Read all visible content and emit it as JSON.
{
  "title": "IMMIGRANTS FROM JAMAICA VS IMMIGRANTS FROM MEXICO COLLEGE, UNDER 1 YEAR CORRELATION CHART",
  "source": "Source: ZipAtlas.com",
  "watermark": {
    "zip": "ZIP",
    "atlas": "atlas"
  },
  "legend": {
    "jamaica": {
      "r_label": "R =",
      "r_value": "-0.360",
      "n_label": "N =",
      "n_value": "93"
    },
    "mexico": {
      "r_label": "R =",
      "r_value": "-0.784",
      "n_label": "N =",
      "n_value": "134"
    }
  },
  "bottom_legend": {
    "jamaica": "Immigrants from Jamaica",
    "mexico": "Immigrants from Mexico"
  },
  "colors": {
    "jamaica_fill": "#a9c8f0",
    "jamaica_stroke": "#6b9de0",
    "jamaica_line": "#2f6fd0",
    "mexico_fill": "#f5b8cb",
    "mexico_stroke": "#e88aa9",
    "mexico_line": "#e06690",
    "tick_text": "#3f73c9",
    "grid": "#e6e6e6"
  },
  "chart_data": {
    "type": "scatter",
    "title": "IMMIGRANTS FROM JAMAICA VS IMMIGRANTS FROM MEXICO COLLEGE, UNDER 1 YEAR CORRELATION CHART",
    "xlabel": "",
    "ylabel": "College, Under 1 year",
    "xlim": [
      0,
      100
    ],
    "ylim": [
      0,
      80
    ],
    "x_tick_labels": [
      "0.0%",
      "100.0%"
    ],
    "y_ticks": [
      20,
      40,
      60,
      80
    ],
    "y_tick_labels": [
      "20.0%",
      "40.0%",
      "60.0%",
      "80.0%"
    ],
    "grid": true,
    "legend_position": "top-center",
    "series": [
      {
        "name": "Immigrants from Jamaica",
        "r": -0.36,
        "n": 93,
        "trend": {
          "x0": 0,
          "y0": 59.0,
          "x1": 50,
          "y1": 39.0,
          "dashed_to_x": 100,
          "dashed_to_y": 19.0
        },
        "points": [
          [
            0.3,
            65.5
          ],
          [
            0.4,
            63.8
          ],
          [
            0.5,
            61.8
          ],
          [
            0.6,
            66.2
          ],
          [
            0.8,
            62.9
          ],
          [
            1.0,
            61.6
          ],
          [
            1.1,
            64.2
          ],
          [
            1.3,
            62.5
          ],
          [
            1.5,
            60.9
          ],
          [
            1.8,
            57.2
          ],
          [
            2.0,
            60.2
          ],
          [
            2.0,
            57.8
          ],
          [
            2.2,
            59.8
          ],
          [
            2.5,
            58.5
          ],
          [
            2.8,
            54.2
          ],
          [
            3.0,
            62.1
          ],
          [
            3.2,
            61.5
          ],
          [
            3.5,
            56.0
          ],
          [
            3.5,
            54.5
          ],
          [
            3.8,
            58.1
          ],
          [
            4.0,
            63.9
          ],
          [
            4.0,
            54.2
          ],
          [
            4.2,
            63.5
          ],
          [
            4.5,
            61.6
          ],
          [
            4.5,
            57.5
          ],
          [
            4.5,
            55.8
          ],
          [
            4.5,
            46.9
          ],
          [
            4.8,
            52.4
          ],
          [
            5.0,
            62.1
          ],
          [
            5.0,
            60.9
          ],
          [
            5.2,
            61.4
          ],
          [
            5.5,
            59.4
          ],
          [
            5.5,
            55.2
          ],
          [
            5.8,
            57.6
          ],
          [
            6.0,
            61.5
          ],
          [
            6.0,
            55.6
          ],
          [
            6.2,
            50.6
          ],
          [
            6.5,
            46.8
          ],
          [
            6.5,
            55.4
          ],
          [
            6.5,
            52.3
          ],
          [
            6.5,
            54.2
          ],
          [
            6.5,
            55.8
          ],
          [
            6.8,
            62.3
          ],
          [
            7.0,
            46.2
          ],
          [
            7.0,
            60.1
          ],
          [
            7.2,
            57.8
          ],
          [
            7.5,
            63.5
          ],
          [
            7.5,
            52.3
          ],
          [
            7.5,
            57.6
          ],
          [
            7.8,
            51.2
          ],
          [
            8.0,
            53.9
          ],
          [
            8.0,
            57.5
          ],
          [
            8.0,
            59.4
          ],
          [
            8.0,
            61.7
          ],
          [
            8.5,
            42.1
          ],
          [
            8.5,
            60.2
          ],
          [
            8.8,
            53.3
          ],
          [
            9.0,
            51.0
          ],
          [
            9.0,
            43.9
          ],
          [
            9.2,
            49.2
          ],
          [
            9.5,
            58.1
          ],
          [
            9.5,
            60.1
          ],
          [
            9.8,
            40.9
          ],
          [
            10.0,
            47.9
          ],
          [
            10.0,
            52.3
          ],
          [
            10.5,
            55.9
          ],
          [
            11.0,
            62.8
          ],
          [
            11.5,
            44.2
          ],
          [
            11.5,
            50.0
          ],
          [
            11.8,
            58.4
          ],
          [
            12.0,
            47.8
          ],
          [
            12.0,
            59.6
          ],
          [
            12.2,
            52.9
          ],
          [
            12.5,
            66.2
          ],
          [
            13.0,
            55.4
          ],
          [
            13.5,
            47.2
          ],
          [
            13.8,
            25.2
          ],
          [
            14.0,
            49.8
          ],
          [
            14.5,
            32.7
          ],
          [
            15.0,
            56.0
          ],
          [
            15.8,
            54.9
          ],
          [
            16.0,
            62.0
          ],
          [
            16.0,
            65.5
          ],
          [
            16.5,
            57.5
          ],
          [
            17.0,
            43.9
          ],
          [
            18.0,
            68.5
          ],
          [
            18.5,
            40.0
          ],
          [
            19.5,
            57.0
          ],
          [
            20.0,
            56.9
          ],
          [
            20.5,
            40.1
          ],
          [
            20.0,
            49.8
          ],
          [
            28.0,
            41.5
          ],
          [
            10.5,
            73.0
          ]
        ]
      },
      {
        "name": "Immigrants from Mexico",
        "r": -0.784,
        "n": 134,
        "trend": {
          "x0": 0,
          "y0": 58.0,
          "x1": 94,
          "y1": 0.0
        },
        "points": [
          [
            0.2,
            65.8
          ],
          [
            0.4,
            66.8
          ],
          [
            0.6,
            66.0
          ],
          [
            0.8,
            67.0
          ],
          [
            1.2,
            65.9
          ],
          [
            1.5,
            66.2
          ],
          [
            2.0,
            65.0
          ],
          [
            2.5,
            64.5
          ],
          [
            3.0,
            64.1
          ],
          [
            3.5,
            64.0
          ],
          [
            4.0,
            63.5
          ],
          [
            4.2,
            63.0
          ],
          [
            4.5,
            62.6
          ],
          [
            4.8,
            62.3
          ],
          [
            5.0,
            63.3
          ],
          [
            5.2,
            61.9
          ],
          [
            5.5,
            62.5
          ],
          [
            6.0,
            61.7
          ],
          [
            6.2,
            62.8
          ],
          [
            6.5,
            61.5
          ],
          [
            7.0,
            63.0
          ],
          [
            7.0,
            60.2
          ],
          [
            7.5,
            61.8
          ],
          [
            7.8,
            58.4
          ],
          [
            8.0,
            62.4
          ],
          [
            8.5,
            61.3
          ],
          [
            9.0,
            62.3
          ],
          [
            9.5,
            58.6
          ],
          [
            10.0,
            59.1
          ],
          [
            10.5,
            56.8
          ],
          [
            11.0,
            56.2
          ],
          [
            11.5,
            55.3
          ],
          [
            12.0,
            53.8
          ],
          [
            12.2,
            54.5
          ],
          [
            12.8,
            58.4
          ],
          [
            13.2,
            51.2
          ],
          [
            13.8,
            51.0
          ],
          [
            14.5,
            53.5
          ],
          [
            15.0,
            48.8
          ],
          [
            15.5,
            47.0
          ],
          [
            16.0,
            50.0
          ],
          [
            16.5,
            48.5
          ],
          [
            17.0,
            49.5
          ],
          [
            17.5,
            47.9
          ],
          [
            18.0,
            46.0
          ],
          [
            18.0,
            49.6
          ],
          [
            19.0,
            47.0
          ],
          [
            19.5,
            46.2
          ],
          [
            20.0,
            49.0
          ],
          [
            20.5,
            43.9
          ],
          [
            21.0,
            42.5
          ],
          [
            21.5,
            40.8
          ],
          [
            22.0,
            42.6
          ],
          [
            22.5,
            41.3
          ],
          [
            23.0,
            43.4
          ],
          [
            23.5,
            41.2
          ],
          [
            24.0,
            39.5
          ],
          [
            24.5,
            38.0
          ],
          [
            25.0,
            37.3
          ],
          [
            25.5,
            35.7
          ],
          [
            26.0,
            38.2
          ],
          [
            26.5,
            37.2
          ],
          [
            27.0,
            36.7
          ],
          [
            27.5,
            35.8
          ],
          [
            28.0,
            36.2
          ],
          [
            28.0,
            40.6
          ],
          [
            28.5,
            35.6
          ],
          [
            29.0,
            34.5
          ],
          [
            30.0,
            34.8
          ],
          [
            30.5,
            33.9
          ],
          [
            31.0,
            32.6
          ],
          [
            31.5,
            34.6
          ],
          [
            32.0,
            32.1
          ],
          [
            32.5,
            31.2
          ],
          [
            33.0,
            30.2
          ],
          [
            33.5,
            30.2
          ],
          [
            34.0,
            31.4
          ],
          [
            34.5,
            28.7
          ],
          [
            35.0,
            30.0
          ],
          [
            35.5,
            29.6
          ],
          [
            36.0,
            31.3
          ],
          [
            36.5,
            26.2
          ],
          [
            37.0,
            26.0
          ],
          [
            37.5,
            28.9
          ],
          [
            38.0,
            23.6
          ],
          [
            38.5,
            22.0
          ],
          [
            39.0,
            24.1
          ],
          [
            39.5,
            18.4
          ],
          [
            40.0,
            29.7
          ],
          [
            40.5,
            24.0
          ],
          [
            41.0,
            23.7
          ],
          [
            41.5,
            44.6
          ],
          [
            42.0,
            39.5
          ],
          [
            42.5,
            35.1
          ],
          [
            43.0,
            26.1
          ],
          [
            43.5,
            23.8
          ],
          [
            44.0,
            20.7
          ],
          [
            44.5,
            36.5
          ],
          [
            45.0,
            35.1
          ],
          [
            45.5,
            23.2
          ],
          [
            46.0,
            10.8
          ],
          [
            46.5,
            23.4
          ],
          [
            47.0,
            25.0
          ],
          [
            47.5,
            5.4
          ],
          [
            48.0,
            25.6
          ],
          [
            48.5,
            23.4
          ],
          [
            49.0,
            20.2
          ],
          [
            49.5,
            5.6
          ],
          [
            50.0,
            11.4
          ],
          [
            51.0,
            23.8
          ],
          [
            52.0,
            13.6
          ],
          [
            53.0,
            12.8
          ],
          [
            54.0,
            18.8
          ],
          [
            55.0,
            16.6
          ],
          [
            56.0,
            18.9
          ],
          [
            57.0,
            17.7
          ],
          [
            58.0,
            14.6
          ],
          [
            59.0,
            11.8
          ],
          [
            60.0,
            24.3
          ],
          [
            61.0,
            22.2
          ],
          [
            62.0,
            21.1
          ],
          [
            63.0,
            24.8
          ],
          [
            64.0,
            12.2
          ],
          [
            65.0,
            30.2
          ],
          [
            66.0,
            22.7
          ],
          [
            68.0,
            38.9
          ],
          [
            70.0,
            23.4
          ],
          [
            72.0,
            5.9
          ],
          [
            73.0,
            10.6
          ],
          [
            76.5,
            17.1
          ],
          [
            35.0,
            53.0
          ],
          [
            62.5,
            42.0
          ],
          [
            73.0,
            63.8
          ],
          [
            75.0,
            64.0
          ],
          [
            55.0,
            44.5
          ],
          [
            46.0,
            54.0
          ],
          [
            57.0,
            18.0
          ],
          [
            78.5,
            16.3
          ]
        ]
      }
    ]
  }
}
★ ★ ★ ★ ★ ★ ★
• REQUIRED WORK:
Look through the material and copy each line that has "name".

• THE RESPONSE:
        "name": "Immigrants from Jamaica",
        "name": "Immigrants from Mexico",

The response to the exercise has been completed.